┌─ Records provided
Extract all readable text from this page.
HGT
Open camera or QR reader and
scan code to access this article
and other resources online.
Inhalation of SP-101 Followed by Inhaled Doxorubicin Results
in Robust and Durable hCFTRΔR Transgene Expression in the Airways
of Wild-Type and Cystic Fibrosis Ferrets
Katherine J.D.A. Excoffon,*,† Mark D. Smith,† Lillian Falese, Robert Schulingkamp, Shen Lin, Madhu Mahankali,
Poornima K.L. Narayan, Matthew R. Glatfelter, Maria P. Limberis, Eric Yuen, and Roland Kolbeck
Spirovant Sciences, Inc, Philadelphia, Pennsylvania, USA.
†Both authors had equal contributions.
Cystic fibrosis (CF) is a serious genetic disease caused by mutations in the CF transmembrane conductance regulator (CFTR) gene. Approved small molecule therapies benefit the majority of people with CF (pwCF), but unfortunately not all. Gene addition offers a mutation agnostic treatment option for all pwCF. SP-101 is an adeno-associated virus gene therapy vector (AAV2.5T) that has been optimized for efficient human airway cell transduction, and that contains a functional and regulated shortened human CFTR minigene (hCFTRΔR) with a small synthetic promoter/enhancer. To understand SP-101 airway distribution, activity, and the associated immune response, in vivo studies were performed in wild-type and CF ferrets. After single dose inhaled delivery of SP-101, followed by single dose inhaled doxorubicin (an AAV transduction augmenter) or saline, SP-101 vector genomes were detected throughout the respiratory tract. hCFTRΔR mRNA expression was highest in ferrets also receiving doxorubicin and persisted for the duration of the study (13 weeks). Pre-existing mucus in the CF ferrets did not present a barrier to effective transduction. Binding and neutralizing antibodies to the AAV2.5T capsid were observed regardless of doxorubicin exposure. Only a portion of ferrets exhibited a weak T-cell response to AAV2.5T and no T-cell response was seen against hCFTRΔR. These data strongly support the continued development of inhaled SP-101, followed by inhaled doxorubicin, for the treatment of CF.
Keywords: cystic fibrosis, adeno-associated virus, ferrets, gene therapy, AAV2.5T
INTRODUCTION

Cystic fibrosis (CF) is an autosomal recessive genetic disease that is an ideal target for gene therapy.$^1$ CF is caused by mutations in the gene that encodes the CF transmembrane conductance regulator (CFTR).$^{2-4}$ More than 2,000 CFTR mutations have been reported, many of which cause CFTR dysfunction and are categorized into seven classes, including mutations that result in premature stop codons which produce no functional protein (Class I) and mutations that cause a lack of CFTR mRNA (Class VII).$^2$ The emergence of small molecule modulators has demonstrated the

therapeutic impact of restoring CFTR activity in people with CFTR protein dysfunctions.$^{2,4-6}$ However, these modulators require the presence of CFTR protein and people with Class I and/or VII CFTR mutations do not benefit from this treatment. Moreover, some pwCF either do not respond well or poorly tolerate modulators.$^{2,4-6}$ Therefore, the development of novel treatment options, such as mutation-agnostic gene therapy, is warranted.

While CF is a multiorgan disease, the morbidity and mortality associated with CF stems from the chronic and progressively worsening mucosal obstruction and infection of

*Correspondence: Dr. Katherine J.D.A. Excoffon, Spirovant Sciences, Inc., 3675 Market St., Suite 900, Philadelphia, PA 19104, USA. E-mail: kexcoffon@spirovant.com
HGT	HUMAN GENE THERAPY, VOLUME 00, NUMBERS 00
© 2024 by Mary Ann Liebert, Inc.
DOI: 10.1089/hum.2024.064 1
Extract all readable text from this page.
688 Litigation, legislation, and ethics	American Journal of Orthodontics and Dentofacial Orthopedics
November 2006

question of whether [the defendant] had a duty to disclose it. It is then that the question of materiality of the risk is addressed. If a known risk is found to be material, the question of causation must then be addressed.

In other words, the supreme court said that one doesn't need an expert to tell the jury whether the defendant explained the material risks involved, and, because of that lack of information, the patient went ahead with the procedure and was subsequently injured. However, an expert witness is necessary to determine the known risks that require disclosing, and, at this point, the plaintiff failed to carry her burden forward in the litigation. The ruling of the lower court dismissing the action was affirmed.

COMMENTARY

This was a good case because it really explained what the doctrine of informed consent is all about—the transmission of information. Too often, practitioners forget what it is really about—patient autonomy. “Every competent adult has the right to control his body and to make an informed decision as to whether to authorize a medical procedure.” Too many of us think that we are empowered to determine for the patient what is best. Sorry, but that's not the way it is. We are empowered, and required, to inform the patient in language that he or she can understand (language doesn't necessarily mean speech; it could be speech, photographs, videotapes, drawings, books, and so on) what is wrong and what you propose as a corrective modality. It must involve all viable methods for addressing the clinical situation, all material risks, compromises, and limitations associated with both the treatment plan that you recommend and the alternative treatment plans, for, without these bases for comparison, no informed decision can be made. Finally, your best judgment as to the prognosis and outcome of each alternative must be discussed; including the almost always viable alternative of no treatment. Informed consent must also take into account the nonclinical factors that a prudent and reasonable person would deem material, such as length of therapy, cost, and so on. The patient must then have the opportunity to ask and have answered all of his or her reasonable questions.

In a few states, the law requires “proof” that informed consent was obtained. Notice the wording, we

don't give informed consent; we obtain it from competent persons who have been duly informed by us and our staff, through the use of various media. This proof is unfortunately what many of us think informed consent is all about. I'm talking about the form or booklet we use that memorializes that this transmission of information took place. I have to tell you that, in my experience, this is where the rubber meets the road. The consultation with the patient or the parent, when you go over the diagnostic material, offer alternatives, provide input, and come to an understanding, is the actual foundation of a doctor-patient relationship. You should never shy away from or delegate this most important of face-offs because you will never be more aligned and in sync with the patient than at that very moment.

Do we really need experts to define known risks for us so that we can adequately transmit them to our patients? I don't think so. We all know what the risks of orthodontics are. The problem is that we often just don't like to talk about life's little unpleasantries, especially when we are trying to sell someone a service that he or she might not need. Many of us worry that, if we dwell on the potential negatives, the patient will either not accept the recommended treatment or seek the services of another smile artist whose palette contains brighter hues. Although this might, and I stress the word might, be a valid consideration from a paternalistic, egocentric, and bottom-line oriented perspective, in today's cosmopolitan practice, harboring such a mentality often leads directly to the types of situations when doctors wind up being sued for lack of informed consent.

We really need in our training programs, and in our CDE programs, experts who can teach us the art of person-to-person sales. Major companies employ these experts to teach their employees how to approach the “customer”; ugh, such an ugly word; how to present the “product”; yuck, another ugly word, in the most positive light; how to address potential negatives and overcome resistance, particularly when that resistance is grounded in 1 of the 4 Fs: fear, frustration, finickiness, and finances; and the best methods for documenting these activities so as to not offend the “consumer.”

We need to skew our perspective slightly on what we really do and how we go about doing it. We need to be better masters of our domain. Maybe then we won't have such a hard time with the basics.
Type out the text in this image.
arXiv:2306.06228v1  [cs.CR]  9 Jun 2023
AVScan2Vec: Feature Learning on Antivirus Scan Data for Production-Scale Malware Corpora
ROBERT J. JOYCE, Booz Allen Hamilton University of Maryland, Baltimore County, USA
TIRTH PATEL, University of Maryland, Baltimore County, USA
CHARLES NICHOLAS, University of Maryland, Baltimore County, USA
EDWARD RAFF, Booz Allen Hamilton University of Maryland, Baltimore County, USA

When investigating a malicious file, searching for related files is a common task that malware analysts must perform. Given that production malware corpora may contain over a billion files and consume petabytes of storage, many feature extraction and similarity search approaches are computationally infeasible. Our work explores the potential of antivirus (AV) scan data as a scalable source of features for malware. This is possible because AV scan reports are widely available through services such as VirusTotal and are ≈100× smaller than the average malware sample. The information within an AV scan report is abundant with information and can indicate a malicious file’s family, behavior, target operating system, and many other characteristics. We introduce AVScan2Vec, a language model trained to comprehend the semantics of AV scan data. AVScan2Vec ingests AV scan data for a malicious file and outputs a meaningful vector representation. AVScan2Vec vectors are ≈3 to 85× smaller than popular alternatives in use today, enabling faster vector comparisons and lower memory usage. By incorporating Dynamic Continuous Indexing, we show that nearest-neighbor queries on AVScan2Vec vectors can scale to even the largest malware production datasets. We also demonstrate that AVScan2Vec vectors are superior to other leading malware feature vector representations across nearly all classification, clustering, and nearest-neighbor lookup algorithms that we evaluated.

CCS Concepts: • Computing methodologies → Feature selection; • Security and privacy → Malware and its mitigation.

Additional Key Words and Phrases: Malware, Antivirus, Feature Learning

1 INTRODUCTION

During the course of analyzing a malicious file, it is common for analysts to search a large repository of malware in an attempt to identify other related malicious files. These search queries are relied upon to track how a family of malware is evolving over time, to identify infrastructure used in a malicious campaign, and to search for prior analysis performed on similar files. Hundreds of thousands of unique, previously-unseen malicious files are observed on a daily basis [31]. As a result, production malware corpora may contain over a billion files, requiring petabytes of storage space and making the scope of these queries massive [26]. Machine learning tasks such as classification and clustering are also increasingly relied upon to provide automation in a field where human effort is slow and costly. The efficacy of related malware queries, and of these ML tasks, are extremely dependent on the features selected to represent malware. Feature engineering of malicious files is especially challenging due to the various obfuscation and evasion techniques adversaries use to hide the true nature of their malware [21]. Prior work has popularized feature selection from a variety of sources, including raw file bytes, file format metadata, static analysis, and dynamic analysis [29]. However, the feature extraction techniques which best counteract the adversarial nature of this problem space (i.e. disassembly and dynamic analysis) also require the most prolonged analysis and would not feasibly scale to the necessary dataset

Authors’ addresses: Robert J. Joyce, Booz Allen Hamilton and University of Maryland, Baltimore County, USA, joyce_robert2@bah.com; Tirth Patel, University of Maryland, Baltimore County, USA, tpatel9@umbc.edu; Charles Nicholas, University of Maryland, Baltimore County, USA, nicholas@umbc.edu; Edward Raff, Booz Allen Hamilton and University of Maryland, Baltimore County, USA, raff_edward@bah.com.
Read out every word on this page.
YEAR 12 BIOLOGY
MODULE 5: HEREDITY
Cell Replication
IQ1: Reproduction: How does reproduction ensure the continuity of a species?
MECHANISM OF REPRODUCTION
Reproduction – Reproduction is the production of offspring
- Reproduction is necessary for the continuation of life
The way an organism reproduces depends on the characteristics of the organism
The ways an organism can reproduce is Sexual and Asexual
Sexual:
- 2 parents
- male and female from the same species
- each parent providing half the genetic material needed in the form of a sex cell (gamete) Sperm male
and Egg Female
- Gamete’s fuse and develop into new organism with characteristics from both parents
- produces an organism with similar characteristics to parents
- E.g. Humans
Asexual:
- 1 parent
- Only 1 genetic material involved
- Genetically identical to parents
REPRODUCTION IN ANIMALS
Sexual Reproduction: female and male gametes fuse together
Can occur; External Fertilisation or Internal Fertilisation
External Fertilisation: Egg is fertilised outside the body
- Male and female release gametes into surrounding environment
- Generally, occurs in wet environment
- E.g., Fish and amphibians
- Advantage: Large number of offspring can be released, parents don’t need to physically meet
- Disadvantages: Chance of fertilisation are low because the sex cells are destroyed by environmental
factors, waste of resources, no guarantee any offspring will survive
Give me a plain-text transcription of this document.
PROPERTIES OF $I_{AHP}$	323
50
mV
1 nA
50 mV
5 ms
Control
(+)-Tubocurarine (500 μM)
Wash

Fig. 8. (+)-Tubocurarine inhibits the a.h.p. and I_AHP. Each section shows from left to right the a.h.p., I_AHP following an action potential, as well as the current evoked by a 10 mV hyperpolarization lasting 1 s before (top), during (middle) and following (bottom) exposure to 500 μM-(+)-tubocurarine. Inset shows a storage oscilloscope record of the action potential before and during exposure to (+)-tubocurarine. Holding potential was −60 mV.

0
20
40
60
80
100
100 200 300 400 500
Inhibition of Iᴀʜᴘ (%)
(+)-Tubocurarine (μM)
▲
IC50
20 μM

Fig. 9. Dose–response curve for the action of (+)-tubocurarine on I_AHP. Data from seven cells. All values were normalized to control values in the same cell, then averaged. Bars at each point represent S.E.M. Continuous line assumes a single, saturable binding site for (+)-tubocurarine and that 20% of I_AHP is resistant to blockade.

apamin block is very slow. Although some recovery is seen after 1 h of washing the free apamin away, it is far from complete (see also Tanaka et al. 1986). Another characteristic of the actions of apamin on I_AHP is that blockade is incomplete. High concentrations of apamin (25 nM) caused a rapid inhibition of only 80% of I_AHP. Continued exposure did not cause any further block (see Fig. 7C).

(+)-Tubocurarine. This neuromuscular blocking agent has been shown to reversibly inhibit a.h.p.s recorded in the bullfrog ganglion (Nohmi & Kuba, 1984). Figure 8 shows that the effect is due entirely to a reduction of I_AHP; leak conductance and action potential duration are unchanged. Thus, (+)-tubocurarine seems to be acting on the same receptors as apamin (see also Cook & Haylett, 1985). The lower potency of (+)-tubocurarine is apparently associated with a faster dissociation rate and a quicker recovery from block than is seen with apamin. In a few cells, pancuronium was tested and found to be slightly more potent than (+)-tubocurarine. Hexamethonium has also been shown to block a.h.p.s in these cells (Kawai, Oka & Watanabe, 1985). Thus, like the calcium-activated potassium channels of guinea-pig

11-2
└─
How to complete this task.
Check the records above and copy each line that has the string "fuse".

Answer.
- Gamete’s fuse and develop into new organism with characteristics from both parents
Sexual Reproduction: female and male gametes fuse together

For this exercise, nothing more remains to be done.